— start of DATA —

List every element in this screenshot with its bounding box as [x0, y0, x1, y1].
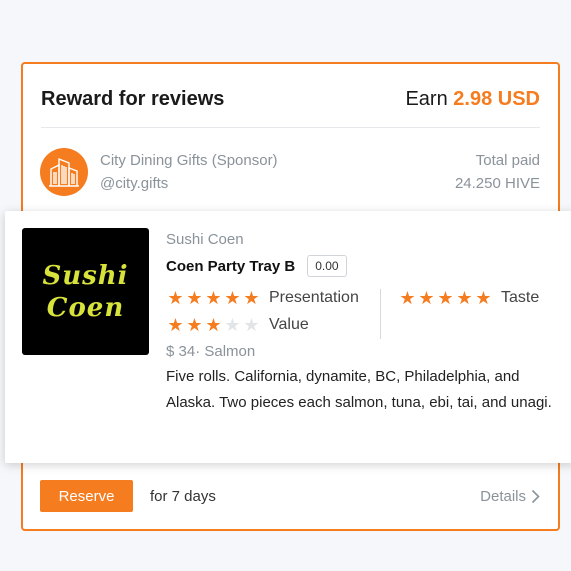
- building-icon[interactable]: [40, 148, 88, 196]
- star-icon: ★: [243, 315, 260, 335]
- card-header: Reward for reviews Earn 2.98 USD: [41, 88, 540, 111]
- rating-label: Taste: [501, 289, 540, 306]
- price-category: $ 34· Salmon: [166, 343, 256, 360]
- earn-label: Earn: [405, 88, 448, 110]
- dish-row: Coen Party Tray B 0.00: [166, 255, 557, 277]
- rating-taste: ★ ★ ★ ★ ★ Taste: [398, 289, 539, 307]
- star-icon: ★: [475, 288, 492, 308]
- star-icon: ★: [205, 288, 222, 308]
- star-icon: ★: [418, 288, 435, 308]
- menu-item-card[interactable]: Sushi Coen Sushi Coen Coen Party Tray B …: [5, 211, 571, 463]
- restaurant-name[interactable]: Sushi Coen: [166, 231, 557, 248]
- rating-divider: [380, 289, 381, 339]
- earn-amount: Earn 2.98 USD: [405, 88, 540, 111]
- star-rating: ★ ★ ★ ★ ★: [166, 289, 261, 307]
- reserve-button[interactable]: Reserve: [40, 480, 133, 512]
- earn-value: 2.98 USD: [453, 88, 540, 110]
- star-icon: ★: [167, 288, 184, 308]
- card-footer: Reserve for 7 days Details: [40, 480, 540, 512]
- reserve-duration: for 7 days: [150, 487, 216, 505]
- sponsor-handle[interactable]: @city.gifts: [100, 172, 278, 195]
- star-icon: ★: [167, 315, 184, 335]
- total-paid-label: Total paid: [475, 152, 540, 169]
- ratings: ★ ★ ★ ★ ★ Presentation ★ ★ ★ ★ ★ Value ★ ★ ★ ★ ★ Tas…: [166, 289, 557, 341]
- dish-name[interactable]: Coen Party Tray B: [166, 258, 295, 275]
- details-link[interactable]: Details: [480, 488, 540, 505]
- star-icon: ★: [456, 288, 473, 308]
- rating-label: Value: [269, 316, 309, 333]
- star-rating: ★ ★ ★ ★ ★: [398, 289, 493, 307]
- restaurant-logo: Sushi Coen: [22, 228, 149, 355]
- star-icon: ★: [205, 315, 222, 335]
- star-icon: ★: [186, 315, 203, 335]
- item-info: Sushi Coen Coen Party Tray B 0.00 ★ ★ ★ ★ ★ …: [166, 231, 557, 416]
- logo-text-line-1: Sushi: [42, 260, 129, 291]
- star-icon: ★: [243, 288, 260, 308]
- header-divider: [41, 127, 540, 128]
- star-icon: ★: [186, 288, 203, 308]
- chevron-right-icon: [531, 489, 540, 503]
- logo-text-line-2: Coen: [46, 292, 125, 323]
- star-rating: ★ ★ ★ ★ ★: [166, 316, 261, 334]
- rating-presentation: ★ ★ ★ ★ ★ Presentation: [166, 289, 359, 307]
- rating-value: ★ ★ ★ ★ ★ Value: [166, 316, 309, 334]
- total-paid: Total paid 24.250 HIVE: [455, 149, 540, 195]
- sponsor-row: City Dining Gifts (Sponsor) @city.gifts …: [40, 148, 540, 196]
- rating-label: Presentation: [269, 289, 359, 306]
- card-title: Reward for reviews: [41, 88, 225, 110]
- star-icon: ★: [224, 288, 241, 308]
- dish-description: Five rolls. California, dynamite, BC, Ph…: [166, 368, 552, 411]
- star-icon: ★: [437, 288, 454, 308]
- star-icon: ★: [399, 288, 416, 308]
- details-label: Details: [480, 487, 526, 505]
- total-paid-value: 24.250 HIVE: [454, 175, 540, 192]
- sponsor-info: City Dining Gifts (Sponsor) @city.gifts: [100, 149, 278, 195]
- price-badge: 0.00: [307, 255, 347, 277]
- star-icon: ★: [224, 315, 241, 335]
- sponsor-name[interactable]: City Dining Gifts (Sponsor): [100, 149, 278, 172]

— end of DATA —

● **EXERCISE DETAILS**:
Render the material above as a Markdown table with the columns n and Line, giving each line its row number and skipping blank lines. Leave the pictures out of your answer.

● **OUTPUT OF THE EXERCISE**:
| n | Line |
|---|---|
| 1 | List every element in this screenshot with its bounding box as [x0, y0, x1, y1]. |
| 2 | - building-icon[interactable]: [40, 148, 88, 196] |
| 3 | - star-icon: ★: [243, 315, 260, 335] |
| 4 | - card-header: Reward for reviews Earn 2.98 USD: [41, 88, 540, 111] |
| 5 | - rating-label: Taste: [501, 289, 540, 306] |
| 6 | - price-category: $ 34· Salmon: [166, 343, 256, 360] |
| 7 | - earn-label: Earn: [405, 88, 448, 110] |
| 8 | - dish-row: Coen Party Tray B 0.00: [166, 255, 557, 277] |
| 9 | - rating-taste: ★ ★ ★ ★ ★ Taste: [398, 289, 539, 307] |
| 10 | - star-icon: ★: [475, 288, 492, 308] |
| 11 | - star-icon: ★: [205, 288, 222, 308] |
| 12 | - star-icon: ★: [418, 288, 435, 308] |
| 13 | - menu-item-card[interactable]: Sushi Coen Sushi Coen Coen Party Tray B …: [5, 211, 571, 463] |
| 14 | - restaurant-name[interactable]: Sushi Coen: [166, 231, 557, 248] |
| 15 | - rating-divider: [380, 289, 381, 339] |
| 16 | - earn-amount: Earn 2.98 USD: [405, 88, 540, 111] |
| 17 | - star-rating: ★ ★ ★ ★ ★: [166, 289, 261, 307] |
| 18 | - reserve-button[interactable]: Reserve: [40, 480, 133, 512] |
| 19 | - earn-value: 2.98 USD: [453, 88, 540, 110] |
| 20 | - star-icon: ★: [167, 288, 184, 308] |
| 21 | - card-footer: Reserve for 7 days Details: [40, 480, 540, 512] |
| 22 | - reserve-duration: for 7 days: [150, 487, 216, 505] |
| 23 | - sponsor-handle[interactable]: @city.gifts: [100, 172, 278, 195] |
| 24 | - star-icon: ★: [167, 315, 184, 335] |
| 25 | - total-paid-label: Total paid: [475, 152, 540, 169] |
| 26 | - ratings: ★ ★ ★ ★ ★ Presentation ★ ★ ★ ★ ★ Value ★ ★ ★ ★ ★ Tas…: [166, 289, 557, 341] |
| 27 | - dish-name[interactable]: Coen Party Tray B: [166, 258, 295, 275] |
| 28 | - details-link[interactable]: Details: [480, 488, 540, 505] |
| 29 | - star-icon: ★: [456, 288, 473, 308] |
| 30 | - rating-label: Value: [269, 316, 309, 333] |
| 31 | - star-rating: ★ ★ ★ ★ ★: [398, 289, 493, 307] |
| 32 | - restaurant-logo: Sushi Coen: [22, 228, 149, 355] |
| 33 | - star-icon: ★: [205, 315, 222, 335] |
| 34 | - star-icon: ★: [186, 315, 203, 335] |
| 35 | - item-info: Sushi Coen Coen Party Tray B 0.00 ★ ★ ★ ★ ★ …: [166, 231, 557, 416] |
| 36 | - logo-text-line-1: Sushi: [42, 260, 129, 291] |
| 37 | - star-icon: ★: [243, 288, 260, 308] |
| 38 | - header-divider: [41, 127, 540, 128] |
| 39 | - star-icon: ★: [186, 288, 203, 308] |
| 40 | - chevron-right-icon: [531, 489, 540, 503] |
| 41 | - logo-text-line-2: Coen: [46, 292, 125, 323] |
| 42 | - star-rating: ★ ★ ★ ★ ★: [166, 316, 261, 334] |
| 43 | - rating-presentation: ★ ★ ★ ★ ★ Presentation: [166, 289, 359, 307] |
| 44 | - rating-value: ★ ★ ★ ★ ★ Value: [166, 316, 309, 334] |
| 45 | - total-paid: Total paid 24.250 HIVE: [455, 149, 540, 195] |
| 46 | - sponsor-row: City Dining Gifts (Sponsor) @city.gifts …: [40, 148, 540, 196] |
| 47 | - rating-label: Presentation: [269, 289, 359, 306] |
| 48 | - card-title: Reward for reviews: [41, 88, 225, 110] |
| 49 | - star-icon: ★: [224, 288, 241, 308] |
| 50 | - dish-description: Five rolls. California, dynamite, BC, Ph…: [166, 368, 552, 411] |
| 51 | - star-icon: ★: [437, 288, 454, 308] |
| 52 | - star-icon: ★: [399, 288, 416, 308] |
| 53 | - details-label: Details: [480, 487, 526, 505] |
| 54 | - total-paid-value: 24.250 HIVE: [454, 175, 540, 192] |
| 55 | - sponsor-info: City Dining Gifts (Sponsor) @city.gifts: [100, 149, 278, 195] |
| 56 | - price-badge: 0.00: [307, 255, 347, 277] |
| 57 | - star-icon: ★: [224, 315, 241, 335] |
| 58 | - sponsor-name[interactable]: City Dining Gifts (Sponsor): [100, 149, 278, 172] |